SET EXERCISE.
Print all of the lines exactly. Any picture among them stays out.

+++ PROVIDED DATA +++

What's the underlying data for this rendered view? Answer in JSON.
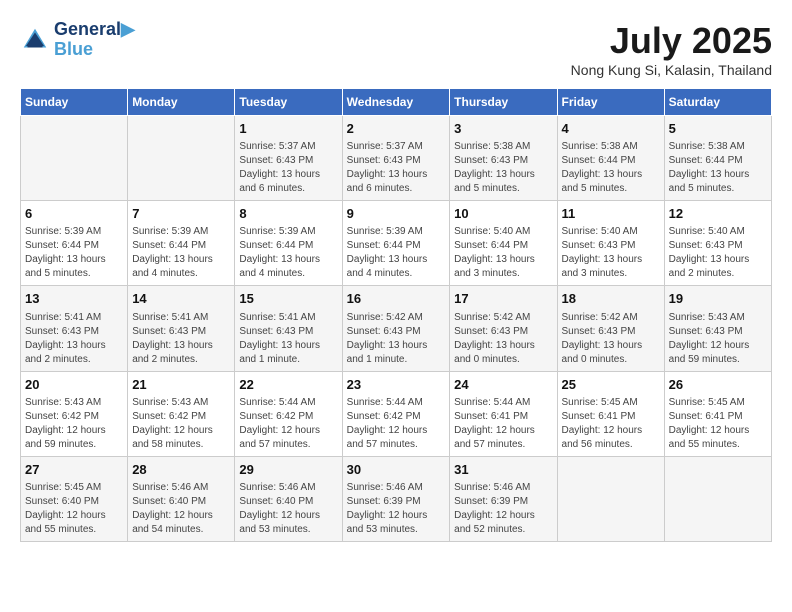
{
  "header": {
    "logo_line1": "General",
    "logo_line2": "Blue",
    "month_title": "July 2025",
    "subtitle": "Nong Kung Si, Kalasin, Thailand"
  },
  "weekdays": [
    "Sunday",
    "Monday",
    "Tuesday",
    "Wednesday",
    "Thursday",
    "Friday",
    "Saturday"
  ],
  "weeks": [
    [
      {
        "day": "",
        "info": ""
      },
      {
        "day": "",
        "info": ""
      },
      {
        "day": "1",
        "info": "Sunrise: 5:37 AM\nSunset: 6:43 PM\nDaylight: 13 hours and 6 minutes."
      },
      {
        "day": "2",
        "info": "Sunrise: 5:37 AM\nSunset: 6:43 PM\nDaylight: 13 hours and 6 minutes."
      },
      {
        "day": "3",
        "info": "Sunrise: 5:38 AM\nSunset: 6:43 PM\nDaylight: 13 hours and 5 minutes."
      },
      {
        "day": "4",
        "info": "Sunrise: 5:38 AM\nSunset: 6:44 PM\nDaylight: 13 hours and 5 minutes."
      },
      {
        "day": "5",
        "info": "Sunrise: 5:38 AM\nSunset: 6:44 PM\nDaylight: 13 hours and 5 minutes."
      }
    ],
    [
      {
        "day": "6",
        "info": "Sunrise: 5:39 AM\nSunset: 6:44 PM\nDaylight: 13 hours and 5 minutes."
      },
      {
        "day": "7",
        "info": "Sunrise: 5:39 AM\nSunset: 6:44 PM\nDaylight: 13 hours and 4 minutes."
      },
      {
        "day": "8",
        "info": "Sunrise: 5:39 AM\nSunset: 6:44 PM\nDaylight: 13 hours and 4 minutes."
      },
      {
        "day": "9",
        "info": "Sunrise: 5:39 AM\nSunset: 6:44 PM\nDaylight: 13 hours and 4 minutes."
      },
      {
        "day": "10",
        "info": "Sunrise: 5:40 AM\nSunset: 6:44 PM\nDaylight: 13 hours and 3 minutes."
      },
      {
        "day": "11",
        "info": "Sunrise: 5:40 AM\nSunset: 6:43 PM\nDaylight: 13 hours and 3 minutes."
      },
      {
        "day": "12",
        "info": "Sunrise: 5:40 AM\nSunset: 6:43 PM\nDaylight: 13 hours and 2 minutes."
      }
    ],
    [
      {
        "day": "13",
        "info": "Sunrise: 5:41 AM\nSunset: 6:43 PM\nDaylight: 13 hours and 2 minutes."
      },
      {
        "day": "14",
        "info": "Sunrise: 5:41 AM\nSunset: 6:43 PM\nDaylight: 13 hours and 2 minutes."
      },
      {
        "day": "15",
        "info": "Sunrise: 5:41 AM\nSunset: 6:43 PM\nDaylight: 13 hours and 1 minute."
      },
      {
        "day": "16",
        "info": "Sunrise: 5:42 AM\nSunset: 6:43 PM\nDaylight: 13 hours and 1 minute."
      },
      {
        "day": "17",
        "info": "Sunrise: 5:42 AM\nSunset: 6:43 PM\nDaylight: 13 hours and 0 minutes."
      },
      {
        "day": "18",
        "info": "Sunrise: 5:42 AM\nSunset: 6:43 PM\nDaylight: 13 hours and 0 minutes."
      },
      {
        "day": "19",
        "info": "Sunrise: 5:43 AM\nSunset: 6:43 PM\nDaylight: 12 hours and 59 minutes."
      }
    ],
    [
      {
        "day": "20",
        "info": "Sunrise: 5:43 AM\nSunset: 6:42 PM\nDaylight: 12 hours and 59 minutes."
      },
      {
        "day": "21",
        "info": "Sunrise: 5:43 AM\nSunset: 6:42 PM\nDaylight: 12 hours and 58 minutes."
      },
      {
        "day": "22",
        "info": "Sunrise: 5:44 AM\nSunset: 6:42 PM\nDaylight: 12 hours and 57 minutes."
      },
      {
        "day": "23",
        "info": "Sunrise: 5:44 AM\nSunset: 6:42 PM\nDaylight: 12 hours and 57 minutes."
      },
      {
        "day": "24",
        "info": "Sunrise: 5:44 AM\nSunset: 6:41 PM\nDaylight: 12 hours and 57 minutes."
      },
      {
        "day": "25",
        "info": "Sunrise: 5:45 AM\nSunset: 6:41 PM\nDaylight: 12 hours and 56 minutes."
      },
      {
        "day": "26",
        "info": "Sunrise: 5:45 AM\nSunset: 6:41 PM\nDaylight: 12 hours and 55 minutes."
      }
    ],
    [
      {
        "day": "27",
        "info": "Sunrise: 5:45 AM\nSunset: 6:40 PM\nDaylight: 12 hours and 55 minutes."
      },
      {
        "day": "28",
        "info": "Sunrise: 5:46 AM\nSunset: 6:40 PM\nDaylight: 12 hours and 54 minutes."
      },
      {
        "day": "29",
        "info": "Sunrise: 5:46 AM\nSunset: 6:40 PM\nDaylight: 12 hours and 53 minutes."
      },
      {
        "day": "30",
        "info": "Sunrise: 5:46 AM\nSunset: 6:39 PM\nDaylight: 12 hours and 53 minutes."
      },
      {
        "day": "31",
        "info": "Sunrise: 5:46 AM\nSunset: 6:39 PM\nDaylight: 12 hours and 52 minutes."
      },
      {
        "day": "",
        "info": ""
      },
      {
        "day": "",
        "info": ""
      }
    ]
  ]
}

+++

OUTPUT FOR THIS EXERCISE.
What's the underlying data for this rendered view? Answer in JSON.
{
  "header": {
    "logo_line1": "General",
    "logo_line2": "Blue",
    "month_title": "July 2025",
    "subtitle": "Nong Kung Si, Kalasin, Thailand"
  },
  "weekdays": [
    "Sunday",
    "Monday",
    "Tuesday",
    "Wednesday",
    "Thursday",
    "Friday",
    "Saturday"
  ],
  "weeks": [
    [
      {
        "day": "",
        "info": ""
      },
      {
        "day": "",
        "info": ""
      },
      {
        "day": "1",
        "info": "Sunrise: 5:37 AM\nSunset: 6:43 PM\nDaylight: 13 hours and 6 minutes."
      },
      {
        "day": "2",
        "info": "Sunrise: 5:37 AM\nSunset: 6:43 PM\nDaylight: 13 hours and 6 minutes."
      },
      {
        "day": "3",
        "info": "Sunrise: 5:38 AM\nSunset: 6:43 PM\nDaylight: 13 hours and 5 minutes."
      },
      {
        "day": "4",
        "info": "Sunrise: 5:38 AM\nSunset: 6:44 PM\nDaylight: 13 hours and 5 minutes."
      },
      {
        "day": "5",
        "info": "Sunrise: 5:38 AM\nSunset: 6:44 PM\nDaylight: 13 hours and 5 minutes."
      }
    ],
    [
      {
        "day": "6",
        "info": "Sunrise: 5:39 AM\nSunset: 6:44 PM\nDaylight: 13 hours and 5 minutes."
      },
      {
        "day": "7",
        "info": "Sunrise: 5:39 AM\nSunset: 6:44 PM\nDaylight: 13 hours and 4 minutes."
      },
      {
        "day": "8",
        "info": "Sunrise: 5:39 AM\nSunset: 6:44 PM\nDaylight: 13 hours and 4 minutes."
      },
      {
        "day": "9",
        "info": "Sunrise: 5:39 AM\nSunset: 6:44 PM\nDaylight: 13 hours and 4 minutes."
      },
      {
        "day": "10",
        "info": "Sunrise: 5:40 AM\nSunset: 6:44 PM\nDaylight: 13 hours and 3 minutes."
      },
      {
        "day": "11",
        "info": "Sunrise: 5:40 AM\nSunset: 6:43 PM\nDaylight: 13 hours and 3 minutes."
      },
      {
        "day": "12",
        "info": "Sunrise: 5:40 AM\nSunset: 6:43 PM\nDaylight: 13 hours and 2 minutes."
      }
    ],
    [
      {
        "day": "13",
        "info": "Sunrise: 5:41 AM\nSunset: 6:43 PM\nDaylight: 13 hours and 2 minutes."
      },
      {
        "day": "14",
        "info": "Sunrise: 5:41 AM\nSunset: 6:43 PM\nDaylight: 13 hours and 2 minutes."
      },
      {
        "day": "15",
        "info": "Sunrise: 5:41 AM\nSunset: 6:43 PM\nDaylight: 13 hours and 1 minute."
      },
      {
        "day": "16",
        "info": "Sunrise: 5:42 AM\nSunset: 6:43 PM\nDaylight: 13 hours and 1 minute."
      },
      {
        "day": "17",
        "info": "Sunrise: 5:42 AM\nSunset: 6:43 PM\nDaylight: 13 hours and 0 minutes."
      },
      {
        "day": "18",
        "info": "Sunrise: 5:42 AM\nSunset: 6:43 PM\nDaylight: 13 hours and 0 minutes."
      },
      {
        "day": "19",
        "info": "Sunrise: 5:43 AM\nSunset: 6:43 PM\nDaylight: 12 hours and 59 minutes."
      }
    ],
    [
      {
        "day": "20",
        "info": "Sunrise: 5:43 AM\nSunset: 6:42 PM\nDaylight: 12 hours and 59 minutes."
      },
      {
        "day": "21",
        "info": "Sunrise: 5:43 AM\nSunset: 6:42 PM\nDaylight: 12 hours and 58 minutes."
      },
      {
        "day": "22",
        "info": "Sunrise: 5:44 AM\nSunset: 6:42 PM\nDaylight: 12 hours and 57 minutes."
      },
      {
        "day": "23",
        "info": "Sunrise: 5:44 AM\nSunset: 6:42 PM\nDaylight: 12 hours and 57 minutes."
      },
      {
        "day": "24",
        "info": "Sunrise: 5:44 AM\nSunset: 6:41 PM\nDaylight: 12 hours and 57 minutes."
      },
      {
        "day": "25",
        "info": "Sunrise: 5:45 AM\nSunset: 6:41 PM\nDaylight: 12 hours and 56 minutes."
      },
      {
        "day": "26",
        "info": "Sunrise: 5:45 AM\nSunset: 6:41 PM\nDaylight: 12 hours and 55 minutes."
      }
    ],
    [
      {
        "day": "27",
        "info": "Sunrise: 5:45 AM\nSunset: 6:40 PM\nDaylight: 12 hours and 55 minutes."
      },
      {
        "day": "28",
        "info": "Sunrise: 5:46 AM\nSunset: 6:40 PM\nDaylight: 12 hours and 54 minutes."
      },
      {
        "day": "29",
        "info": "Sunrise: 5:46 AM\nSunset: 6:40 PM\nDaylight: 12 hours and 53 minutes."
      },
      {
        "day": "30",
        "info": "Sunrise: 5:46 AM\nSunset: 6:39 PM\nDaylight: 12 hours and 53 minutes."
      },
      {
        "day": "31",
        "info": "Sunrise: 5:46 AM\nSunset: 6:39 PM\nDaylight: 12 hours and 52 minutes."
      },
      {
        "day": "",
        "info": ""
      },
      {
        "day": "",
        "info": ""
      }
    ]
  ]
}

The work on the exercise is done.